• Exercise aim:
In the entries below, find every line with "Cancelar" and copy it.

___ Data excerpts ___

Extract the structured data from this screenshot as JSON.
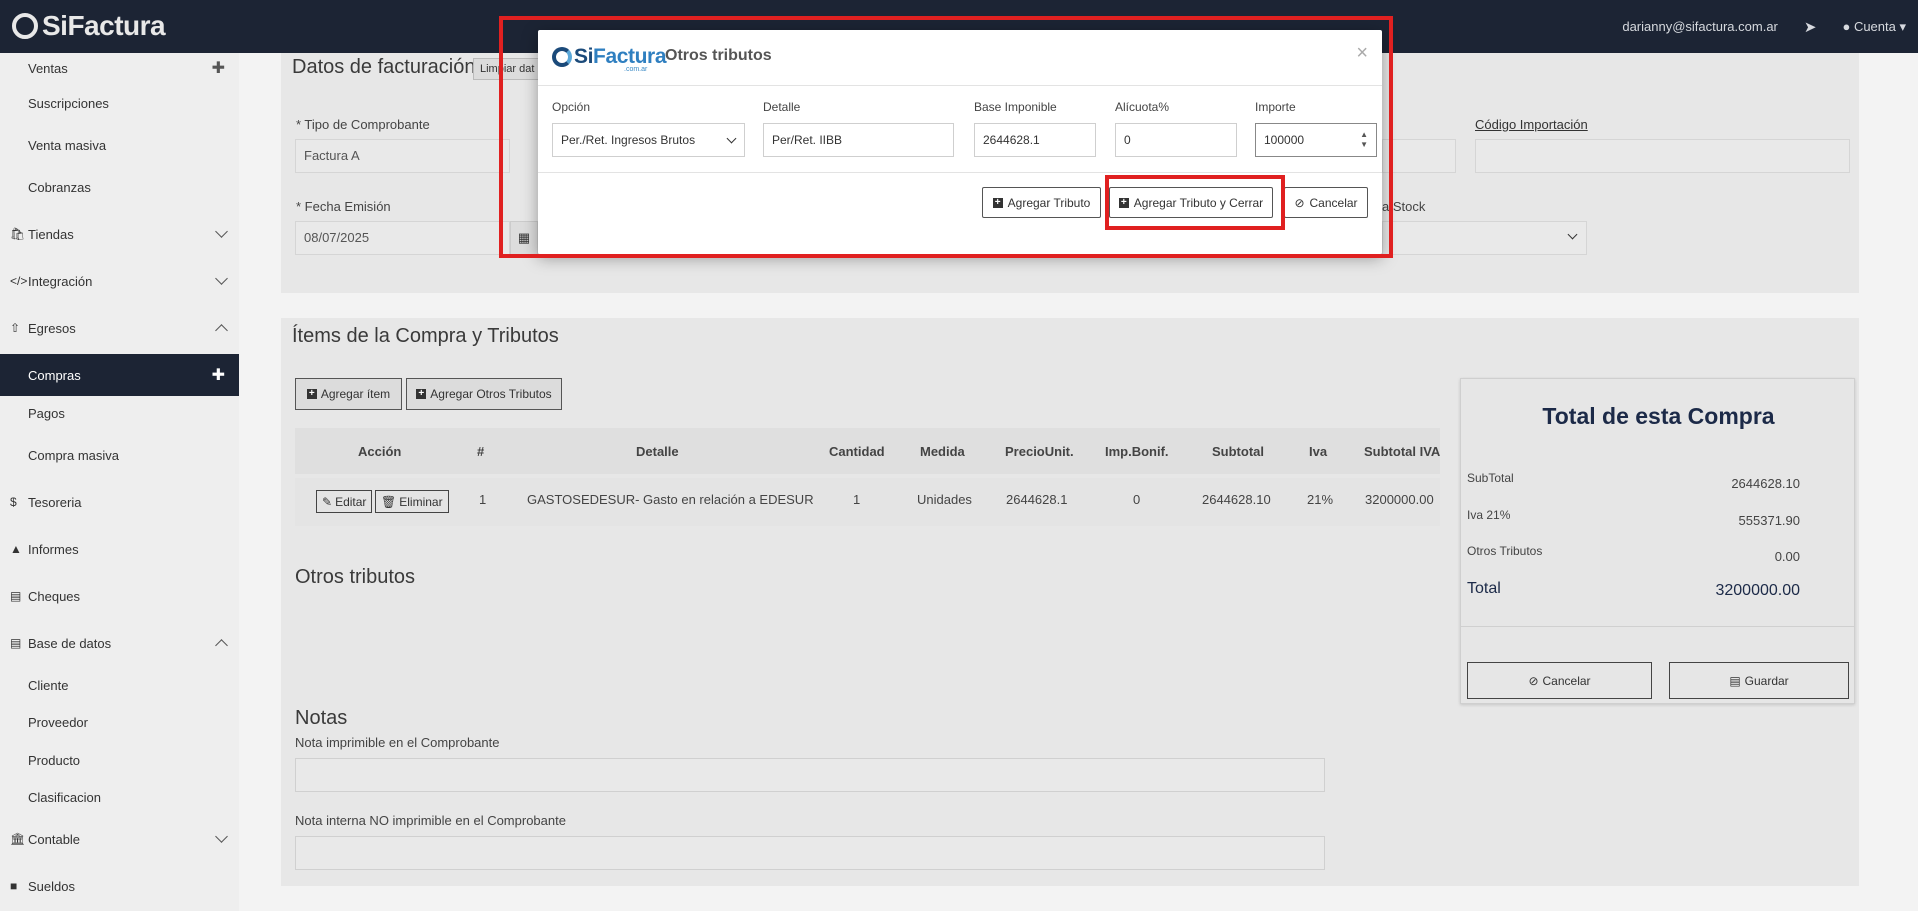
{
  "topbar": {
    "brand": "SiFactura",
    "user_email": "darianny@sifactura.com.ar",
    "account_label": "Cuenta"
  },
  "sidebar": {
    "items": [
      {
        "label": "Ventas",
        "kind": "sub",
        "icon": "",
        "suffix": "plus"
      },
      {
        "label": "Suscripciones",
        "kind": "sub",
        "icon": "",
        "suffix": ""
      },
      {
        "label": "Venta masiva",
        "kind": "sub",
        "icon": "",
        "suffix": ""
      },
      {
        "label": "Cobranzas",
        "kind": "sub",
        "icon": "",
        "suffix": ""
      },
      {
        "label": "Tiendas",
        "kind": "main",
        "icon": "shopping-bag-icon",
        "suffix": "chevron-down"
      },
      {
        "label": "Integración",
        "kind": "main",
        "icon": "code-icon",
        "suffix": "chevron-down"
      },
      {
        "label": "Egresos",
        "kind": "main",
        "icon": "upload-icon",
        "suffix": "chevron-up"
      },
      {
        "label": "Compras",
        "kind": "sub",
        "icon": "",
        "suffix": "plus",
        "active": true
      },
      {
        "label": "Pagos",
        "kind": "sub",
        "icon": "",
        "suffix": ""
      },
      {
        "label": "Compra masiva",
        "kind": "sub",
        "icon": "",
        "suffix": ""
      },
      {
        "label": "Tesoreria",
        "kind": "main",
        "icon": "dollar-icon",
        "suffix": ""
      },
      {
        "label": "Informes",
        "kind": "main",
        "icon": "area-chart-icon",
        "suffix": ""
      },
      {
        "label": "Cheques",
        "kind": "main",
        "icon": "credit-card-icon",
        "suffix": ""
      },
      {
        "label": "Base de datos",
        "kind": "main",
        "icon": "database-icon",
        "suffix": "chevron-up"
      },
      {
        "label": "Cliente",
        "kind": "sub",
        "icon": "",
        "suffix": ""
      },
      {
        "label": "Proveedor",
        "kind": "sub",
        "icon": "",
        "suffix": ""
      },
      {
        "label": "Producto",
        "kind": "sub",
        "icon": "",
        "suffix": ""
      },
      {
        "label": "Clasificacion",
        "kind": "sub",
        "icon": "",
        "suffix": ""
      },
      {
        "label": "Contable",
        "kind": "main",
        "icon": "bank-icon",
        "suffix": "chevron-down"
      },
      {
        "label": "Sueldos",
        "kind": "main",
        "icon": "book-icon",
        "suffix": ""
      }
    ]
  },
  "billing": {
    "title": "Datos de facturación",
    "clear_btn": "Limpiar dat",
    "tipo_label": "* Tipo de Comprobante",
    "tipo_value": "Factura A",
    "fecha_label": "* Fecha Emisión",
    "fecha_value": "08/07/2025",
    "codigo_label": "Código Importación",
    "stock_label": "a Stock"
  },
  "items": {
    "title": "Ítems de la Compra y Tributos",
    "add_item_btn": "Agregar ítem",
    "add_tributos_btn": "Agregar Otros Tributos",
    "headers": [
      "Acción",
      "#",
      "Detalle",
      "Cantidad",
      "Medida",
      "PrecioUnit.",
      "Imp.Bonif.",
      "Subtotal",
      "Iva",
      "Subtotal IVA"
    ],
    "rows": [
      {
        "edit": "Editar",
        "delete": "Eliminar",
        "num": "1",
        "detalle": "GASTOSEDESUR- Gasto en relación a EDESUR",
        "cantidad": "1",
        "medida": "Unidades",
        "precio": "2644628.1",
        "bonif": "0",
        "subtotal": "2644628.10",
        "iva": "21%",
        "subtotal_iva": "3200000.00"
      }
    ]
  },
  "otros": {
    "title": "Otros tributos"
  },
  "notas": {
    "title": "Notas",
    "nota_imprimible": "Nota imprimible en el Comprobante",
    "nota_interna": "Nota interna NO imprimible en el Comprobante"
  },
  "total": {
    "title": "Total de esta Compra",
    "subtotal_label": "SubTotal",
    "subtotal_value": "2644628.10",
    "iva_label": "Iva 21%",
    "iva_value": "555371.90",
    "otros_label": "Otros Tributos",
    "otros_value": "0.00",
    "total_label": "Total",
    "total_value": "3200000.00",
    "cancel_btn": "Cancelar",
    "save_btn": "Guardar"
  },
  "modal": {
    "brand_si": "Si",
    "brand_factura": "Factura",
    "brand_tld": ".com.ar",
    "title": "Otros tributos",
    "close": "×",
    "opcion_label": "Opción",
    "opcion_value": "Per./Ret. Ingresos Brutos",
    "detalle_label": "Detalle",
    "detalle_value": "Per/Ret. IIBB",
    "base_label": "Base Imponible",
    "base_value": "2644628.1",
    "alicuota_label": "Alícuota%",
    "alicuota_value": "0",
    "importe_label": "Importe",
    "importe_value": "100000",
    "btn_agregar": "Agregar Tributo",
    "btn_agregar_cerrar": "Agregar Tributo y Cerrar",
    "btn_cancelar": "Cancelar"
  },
  "colors": {
    "navy": "#1c2434",
    "highlight": "#e02020",
    "brand_blue": "#1b4a7a"
  }
}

___

• Full solution:
    "cancel_btn": "Cancelar",
    "btn_cancelar": "Cancelar"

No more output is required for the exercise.